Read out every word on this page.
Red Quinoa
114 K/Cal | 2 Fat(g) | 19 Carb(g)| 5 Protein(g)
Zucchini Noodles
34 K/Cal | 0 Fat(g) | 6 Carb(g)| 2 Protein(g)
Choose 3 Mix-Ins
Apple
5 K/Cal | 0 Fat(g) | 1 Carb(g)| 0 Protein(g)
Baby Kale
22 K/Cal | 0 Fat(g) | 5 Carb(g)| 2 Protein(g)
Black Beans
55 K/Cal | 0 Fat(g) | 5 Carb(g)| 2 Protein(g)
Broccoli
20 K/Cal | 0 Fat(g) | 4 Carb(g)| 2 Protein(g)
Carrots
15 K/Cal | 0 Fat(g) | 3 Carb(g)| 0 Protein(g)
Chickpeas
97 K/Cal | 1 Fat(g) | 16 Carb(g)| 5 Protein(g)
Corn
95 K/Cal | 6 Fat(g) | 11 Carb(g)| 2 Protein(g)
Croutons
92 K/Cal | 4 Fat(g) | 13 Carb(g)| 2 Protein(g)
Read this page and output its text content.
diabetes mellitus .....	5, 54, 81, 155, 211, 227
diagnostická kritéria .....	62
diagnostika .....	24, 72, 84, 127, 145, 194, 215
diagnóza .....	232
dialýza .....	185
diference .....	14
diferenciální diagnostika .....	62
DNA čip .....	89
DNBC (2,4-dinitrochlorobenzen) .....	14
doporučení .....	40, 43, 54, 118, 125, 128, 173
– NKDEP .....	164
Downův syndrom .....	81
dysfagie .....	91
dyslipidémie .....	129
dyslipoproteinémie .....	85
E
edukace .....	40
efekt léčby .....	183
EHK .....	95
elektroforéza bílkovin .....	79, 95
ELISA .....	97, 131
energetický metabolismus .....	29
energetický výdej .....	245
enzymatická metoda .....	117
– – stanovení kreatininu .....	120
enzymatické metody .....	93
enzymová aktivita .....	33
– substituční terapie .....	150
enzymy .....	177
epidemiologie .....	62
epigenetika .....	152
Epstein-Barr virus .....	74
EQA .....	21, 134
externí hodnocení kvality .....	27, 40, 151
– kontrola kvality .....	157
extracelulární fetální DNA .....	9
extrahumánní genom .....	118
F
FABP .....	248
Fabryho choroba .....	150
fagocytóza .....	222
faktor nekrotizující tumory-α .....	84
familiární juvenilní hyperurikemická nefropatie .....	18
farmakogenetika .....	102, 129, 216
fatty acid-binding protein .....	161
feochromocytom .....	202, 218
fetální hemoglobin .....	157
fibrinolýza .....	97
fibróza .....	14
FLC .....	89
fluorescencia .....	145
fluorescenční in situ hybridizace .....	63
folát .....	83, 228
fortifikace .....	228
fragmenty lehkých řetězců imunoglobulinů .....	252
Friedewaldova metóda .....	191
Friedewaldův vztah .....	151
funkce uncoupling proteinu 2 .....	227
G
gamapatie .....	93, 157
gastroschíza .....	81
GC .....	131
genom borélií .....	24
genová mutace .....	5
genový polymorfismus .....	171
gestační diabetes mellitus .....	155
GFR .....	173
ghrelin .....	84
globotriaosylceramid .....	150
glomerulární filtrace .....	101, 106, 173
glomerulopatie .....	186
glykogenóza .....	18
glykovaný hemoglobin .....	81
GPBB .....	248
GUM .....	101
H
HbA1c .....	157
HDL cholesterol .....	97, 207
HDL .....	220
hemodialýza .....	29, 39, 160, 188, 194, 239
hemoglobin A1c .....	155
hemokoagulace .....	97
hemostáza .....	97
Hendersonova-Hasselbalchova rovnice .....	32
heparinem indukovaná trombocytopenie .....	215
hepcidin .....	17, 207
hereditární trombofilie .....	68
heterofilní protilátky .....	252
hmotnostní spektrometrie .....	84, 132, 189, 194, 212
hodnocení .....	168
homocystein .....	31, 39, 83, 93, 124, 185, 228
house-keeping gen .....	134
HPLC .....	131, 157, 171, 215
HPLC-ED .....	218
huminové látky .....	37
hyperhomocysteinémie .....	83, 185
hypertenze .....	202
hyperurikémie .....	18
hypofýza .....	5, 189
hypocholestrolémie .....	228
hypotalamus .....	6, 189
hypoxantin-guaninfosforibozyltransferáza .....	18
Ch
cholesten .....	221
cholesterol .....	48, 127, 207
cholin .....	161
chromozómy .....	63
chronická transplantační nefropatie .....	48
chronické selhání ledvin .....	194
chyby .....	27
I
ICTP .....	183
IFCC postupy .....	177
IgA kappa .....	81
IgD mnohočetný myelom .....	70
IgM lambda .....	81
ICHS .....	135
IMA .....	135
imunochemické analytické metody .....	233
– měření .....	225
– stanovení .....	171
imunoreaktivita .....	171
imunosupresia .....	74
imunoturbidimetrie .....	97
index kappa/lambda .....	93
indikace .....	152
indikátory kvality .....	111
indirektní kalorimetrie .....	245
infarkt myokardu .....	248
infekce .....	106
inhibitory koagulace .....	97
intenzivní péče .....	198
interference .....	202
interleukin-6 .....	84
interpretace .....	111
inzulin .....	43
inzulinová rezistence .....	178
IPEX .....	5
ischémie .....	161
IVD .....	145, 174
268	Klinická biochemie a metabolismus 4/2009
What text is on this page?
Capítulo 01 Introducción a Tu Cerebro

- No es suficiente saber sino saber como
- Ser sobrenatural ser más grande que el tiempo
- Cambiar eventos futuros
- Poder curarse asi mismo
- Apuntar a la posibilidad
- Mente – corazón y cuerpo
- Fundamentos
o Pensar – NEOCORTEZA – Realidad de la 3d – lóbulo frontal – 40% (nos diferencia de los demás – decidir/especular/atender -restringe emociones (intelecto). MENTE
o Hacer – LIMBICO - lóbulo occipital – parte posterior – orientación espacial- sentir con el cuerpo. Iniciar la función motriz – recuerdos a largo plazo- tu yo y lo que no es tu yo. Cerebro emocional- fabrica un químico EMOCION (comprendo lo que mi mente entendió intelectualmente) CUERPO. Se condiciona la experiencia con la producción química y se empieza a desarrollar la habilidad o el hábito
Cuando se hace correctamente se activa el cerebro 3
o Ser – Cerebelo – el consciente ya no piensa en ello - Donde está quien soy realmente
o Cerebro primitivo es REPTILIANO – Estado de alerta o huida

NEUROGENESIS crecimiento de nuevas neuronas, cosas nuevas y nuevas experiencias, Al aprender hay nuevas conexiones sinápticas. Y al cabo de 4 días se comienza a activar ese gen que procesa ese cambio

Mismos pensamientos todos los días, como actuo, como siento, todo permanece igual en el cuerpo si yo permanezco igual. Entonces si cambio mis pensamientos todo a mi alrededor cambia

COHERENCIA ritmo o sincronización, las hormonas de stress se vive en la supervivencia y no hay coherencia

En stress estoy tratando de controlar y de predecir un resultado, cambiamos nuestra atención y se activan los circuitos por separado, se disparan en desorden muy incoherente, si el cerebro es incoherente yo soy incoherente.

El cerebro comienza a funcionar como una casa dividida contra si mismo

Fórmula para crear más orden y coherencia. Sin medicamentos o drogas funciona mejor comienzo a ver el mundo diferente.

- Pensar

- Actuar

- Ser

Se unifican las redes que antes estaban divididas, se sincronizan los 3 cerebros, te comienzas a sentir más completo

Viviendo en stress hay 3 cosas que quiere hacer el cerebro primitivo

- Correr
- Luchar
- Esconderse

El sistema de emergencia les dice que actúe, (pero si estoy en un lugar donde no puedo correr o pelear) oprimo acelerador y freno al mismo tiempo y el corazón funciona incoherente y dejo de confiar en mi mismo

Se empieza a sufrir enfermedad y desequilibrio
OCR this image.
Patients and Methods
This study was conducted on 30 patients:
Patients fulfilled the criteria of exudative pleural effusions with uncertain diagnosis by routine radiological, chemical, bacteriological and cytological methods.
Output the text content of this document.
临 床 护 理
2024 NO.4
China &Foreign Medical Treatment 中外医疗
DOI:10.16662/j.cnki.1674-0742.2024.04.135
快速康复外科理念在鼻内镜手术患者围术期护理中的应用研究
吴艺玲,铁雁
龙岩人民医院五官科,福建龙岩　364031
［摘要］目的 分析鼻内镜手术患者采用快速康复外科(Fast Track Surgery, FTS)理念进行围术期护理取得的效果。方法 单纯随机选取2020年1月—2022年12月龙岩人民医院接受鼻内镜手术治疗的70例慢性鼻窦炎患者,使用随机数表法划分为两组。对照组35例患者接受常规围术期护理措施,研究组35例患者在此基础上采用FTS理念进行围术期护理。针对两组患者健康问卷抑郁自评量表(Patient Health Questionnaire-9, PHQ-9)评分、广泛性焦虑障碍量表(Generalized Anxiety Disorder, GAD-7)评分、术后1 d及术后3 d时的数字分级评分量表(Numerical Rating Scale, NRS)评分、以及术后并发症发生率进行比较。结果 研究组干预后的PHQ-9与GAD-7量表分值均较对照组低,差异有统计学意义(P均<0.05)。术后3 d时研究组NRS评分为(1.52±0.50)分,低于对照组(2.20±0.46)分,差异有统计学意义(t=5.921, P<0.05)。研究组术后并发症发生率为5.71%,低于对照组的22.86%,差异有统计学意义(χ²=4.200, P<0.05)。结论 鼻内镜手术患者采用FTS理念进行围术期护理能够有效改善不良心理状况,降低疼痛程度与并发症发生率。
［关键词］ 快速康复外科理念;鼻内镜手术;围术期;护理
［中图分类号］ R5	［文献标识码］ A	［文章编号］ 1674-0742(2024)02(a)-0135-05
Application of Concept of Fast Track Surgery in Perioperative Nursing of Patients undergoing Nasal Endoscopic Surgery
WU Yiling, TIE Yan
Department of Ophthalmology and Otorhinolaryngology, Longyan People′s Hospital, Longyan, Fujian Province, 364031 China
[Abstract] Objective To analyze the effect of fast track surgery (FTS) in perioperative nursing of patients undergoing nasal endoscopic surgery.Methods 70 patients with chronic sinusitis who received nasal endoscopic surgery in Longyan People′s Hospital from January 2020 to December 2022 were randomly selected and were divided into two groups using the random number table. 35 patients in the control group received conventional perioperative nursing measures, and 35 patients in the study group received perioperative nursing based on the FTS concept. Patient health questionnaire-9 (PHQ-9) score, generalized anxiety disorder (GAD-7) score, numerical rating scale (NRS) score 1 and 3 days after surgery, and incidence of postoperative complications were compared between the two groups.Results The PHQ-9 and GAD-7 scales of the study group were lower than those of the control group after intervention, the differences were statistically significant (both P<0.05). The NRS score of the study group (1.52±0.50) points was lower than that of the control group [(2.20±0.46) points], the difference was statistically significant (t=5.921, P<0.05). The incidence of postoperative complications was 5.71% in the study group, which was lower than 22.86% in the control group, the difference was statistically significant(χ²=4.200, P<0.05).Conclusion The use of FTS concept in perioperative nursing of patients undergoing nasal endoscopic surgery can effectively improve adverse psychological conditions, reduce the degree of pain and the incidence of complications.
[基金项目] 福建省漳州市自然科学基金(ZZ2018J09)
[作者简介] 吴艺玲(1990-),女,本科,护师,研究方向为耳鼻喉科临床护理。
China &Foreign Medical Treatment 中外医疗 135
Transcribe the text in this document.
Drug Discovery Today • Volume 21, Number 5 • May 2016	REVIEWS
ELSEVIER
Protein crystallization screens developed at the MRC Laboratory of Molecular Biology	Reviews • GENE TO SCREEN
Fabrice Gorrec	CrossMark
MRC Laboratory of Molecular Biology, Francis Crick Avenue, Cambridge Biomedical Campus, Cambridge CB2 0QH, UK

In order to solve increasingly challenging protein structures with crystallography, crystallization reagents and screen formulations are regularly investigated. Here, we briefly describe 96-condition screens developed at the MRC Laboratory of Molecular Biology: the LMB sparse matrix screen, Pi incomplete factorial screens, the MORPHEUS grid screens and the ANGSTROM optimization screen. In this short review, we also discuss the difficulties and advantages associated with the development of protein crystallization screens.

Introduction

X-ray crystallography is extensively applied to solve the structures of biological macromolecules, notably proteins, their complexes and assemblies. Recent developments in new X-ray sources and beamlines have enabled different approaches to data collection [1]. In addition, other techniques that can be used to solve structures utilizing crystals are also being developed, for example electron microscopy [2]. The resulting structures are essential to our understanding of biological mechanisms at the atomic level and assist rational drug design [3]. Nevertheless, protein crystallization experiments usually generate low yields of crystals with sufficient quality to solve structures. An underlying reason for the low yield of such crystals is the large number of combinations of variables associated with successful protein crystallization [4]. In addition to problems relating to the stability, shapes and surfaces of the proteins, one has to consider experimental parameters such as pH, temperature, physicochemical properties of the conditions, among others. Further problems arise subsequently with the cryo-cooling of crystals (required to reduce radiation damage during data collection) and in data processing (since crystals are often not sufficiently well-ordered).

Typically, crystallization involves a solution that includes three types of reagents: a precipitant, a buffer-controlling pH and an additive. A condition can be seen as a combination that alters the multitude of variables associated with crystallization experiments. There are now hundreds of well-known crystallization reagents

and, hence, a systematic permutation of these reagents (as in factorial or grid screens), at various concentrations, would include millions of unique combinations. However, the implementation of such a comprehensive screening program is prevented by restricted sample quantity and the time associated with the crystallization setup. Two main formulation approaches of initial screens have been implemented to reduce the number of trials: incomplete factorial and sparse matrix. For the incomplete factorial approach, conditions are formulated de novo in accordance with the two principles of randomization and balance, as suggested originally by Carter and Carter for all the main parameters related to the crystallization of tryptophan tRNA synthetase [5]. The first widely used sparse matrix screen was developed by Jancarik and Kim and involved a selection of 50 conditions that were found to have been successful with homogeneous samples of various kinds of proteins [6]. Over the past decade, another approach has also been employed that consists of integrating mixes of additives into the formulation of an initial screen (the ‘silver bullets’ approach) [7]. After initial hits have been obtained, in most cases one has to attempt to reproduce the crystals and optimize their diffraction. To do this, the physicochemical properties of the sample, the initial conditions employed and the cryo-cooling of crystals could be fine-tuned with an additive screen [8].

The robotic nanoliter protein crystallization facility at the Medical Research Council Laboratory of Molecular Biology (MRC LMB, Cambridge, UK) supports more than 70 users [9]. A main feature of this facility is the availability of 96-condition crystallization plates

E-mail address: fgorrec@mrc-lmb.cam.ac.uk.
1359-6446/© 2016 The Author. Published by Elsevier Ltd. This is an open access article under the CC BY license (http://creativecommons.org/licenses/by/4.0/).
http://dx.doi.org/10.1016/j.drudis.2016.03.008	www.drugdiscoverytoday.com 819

What this task involves »
Find the word "lóbulo" in the entries above, then copy each line that holds it.

Problem solution »
o Pensar – NEOCORTEZA – Realidad de la 3d – lóbulo frontal – 40% (nos diferencia de los demás – decidir/especular/atender -restringe emociones (intelecto). MENTE
o Hacer – LIMBICO - lóbulo occipital – parte posterior – orientación espacial- sentir con el cuerpo. Iniciar la función motriz – recuerdos a largo plazo- tu yo y lo que no es tu yo. Cerebro emocional- fabrica un químico EMOCION (comprendo lo que mi mente entendió intelectualmente) CUERPO. Se condiciona la experiencia con la producción química y se empieza a desarrollar la habilidad o el hábito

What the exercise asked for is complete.